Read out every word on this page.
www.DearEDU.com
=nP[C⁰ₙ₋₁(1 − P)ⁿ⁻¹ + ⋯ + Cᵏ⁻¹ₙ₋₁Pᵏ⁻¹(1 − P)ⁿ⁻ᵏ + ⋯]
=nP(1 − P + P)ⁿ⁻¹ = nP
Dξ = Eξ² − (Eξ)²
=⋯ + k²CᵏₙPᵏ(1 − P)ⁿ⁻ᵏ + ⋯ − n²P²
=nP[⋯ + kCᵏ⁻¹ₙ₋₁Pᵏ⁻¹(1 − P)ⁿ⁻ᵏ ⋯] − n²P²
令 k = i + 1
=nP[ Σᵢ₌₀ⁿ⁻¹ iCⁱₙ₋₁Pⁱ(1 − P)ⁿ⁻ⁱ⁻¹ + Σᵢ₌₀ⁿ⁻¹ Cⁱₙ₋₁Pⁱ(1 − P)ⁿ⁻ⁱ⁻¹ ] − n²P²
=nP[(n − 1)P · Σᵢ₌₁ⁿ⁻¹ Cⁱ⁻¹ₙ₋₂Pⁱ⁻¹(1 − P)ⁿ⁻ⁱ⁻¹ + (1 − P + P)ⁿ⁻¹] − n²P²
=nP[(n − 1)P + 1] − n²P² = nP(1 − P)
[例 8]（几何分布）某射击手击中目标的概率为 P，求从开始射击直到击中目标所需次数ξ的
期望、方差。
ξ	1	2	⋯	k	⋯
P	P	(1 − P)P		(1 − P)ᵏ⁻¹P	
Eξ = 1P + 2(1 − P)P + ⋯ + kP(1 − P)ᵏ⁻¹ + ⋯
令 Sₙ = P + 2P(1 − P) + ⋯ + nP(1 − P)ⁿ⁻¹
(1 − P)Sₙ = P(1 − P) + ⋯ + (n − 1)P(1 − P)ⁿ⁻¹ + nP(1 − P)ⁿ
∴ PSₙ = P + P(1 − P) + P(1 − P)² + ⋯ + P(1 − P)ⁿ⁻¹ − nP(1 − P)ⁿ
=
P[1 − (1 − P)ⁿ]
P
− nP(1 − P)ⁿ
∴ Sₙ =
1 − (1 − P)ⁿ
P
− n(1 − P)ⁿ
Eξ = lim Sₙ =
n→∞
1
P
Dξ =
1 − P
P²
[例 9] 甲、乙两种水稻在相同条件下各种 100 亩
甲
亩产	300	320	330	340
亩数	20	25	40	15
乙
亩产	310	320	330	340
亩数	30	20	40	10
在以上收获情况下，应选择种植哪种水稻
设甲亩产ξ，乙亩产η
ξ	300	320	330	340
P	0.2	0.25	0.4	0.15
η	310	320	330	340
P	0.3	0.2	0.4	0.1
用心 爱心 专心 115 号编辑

★ ★ ★ ★ ★

**GIVEN INSTRUCTION**
Pull out each record as written and restate it exactly.

**WORKED ANSWER**
Read out every word on this page.
www.DearEDU.com
=nP[C⁰ₙ₋₁(1 − P)ⁿ⁻¹ + ⋯ + Cᵏ⁻¹ₙ₋₁Pᵏ⁻¹(1 − P)ⁿ⁻ᵏ + ⋯]
=nP(1 − P + P)ⁿ⁻¹ = nP
Dξ = Eξ² − (Eξ)²
=⋯ + k²CᵏₙPᵏ(1 − P)ⁿ⁻ᵏ + ⋯ − n²P²
=nP[⋯ + kCᵏ⁻¹ₙ₋₁Pᵏ⁻¹(1 − P)ⁿ⁻ᵏ ⋯] − n²P²
令 k = i + 1
=nP[ Σᵢ₌₀ⁿ⁻¹ iCⁱₙ₋₁Pⁱ(1 − P)ⁿ⁻ⁱ⁻¹ + Σᵢ₌₀ⁿ⁻¹ Cⁱₙ₋₁Pⁱ(1 − P)ⁿ⁻ⁱ⁻¹ ] − n²P²
=nP[(n − 1)P · Σᵢ₌₁ⁿ⁻¹ Cⁱ⁻¹ₙ₋₂Pⁱ⁻¹(1 − P)ⁿ⁻ⁱ⁻¹ + (1 − P + P)ⁿ⁻¹] − n²P²
=nP[(n − 1)P + 1] − n²P² = nP(1 − P)
[例 8]（几何分布）某射击手击中目标的概率为 P，求从开始射击直到击中目标所需次数ξ的
期望、方差。
ξ	1	2	⋯	k	⋯
P	P	(1 − P)P		(1 − P)ᵏ⁻¹P	
Eξ = 1P + 2(1 − P)P + ⋯ + kP(1 − P)ᵏ⁻¹ + ⋯
令 Sₙ = P + 2P(1 − P) + ⋯ + nP(1 − P)ⁿ⁻¹
(1 − P)Sₙ = P(1 − P) + ⋯ + (n − 1)P(1 − P)ⁿ⁻¹ + nP(1 − P)ⁿ
∴ PSₙ = P + P(1 − P) + P(1 − P)² + ⋯ + P(1 − P)ⁿ⁻¹ − nP(1 − P)ⁿ
=
P[1 − (1 − P)ⁿ]
P
− nP(1 − P)ⁿ
∴ Sₙ =
1 − (1 − P)ⁿ
P
− n(1 − P)ⁿ
Eξ = lim Sₙ =
n→∞
1
P
Dξ =
1 − P
P²
[例 9] 甲、乙两种水稻在相同条件下各种 100 亩
甲
亩产	300	320	330	340
亩数	20	25	40	15
乙
亩产	310	320	330	340
亩数	30	20	40	10
在以上收获情况下，应选择种植哪种水稻
设甲亩产ξ，乙亩产η
ξ	300	320	330	340
P	0.2	0.25	0.4	0.15
η	310	320	330	340
P	0.3	0.2	0.4	0.1
用心 爱心 专心 115 号编辑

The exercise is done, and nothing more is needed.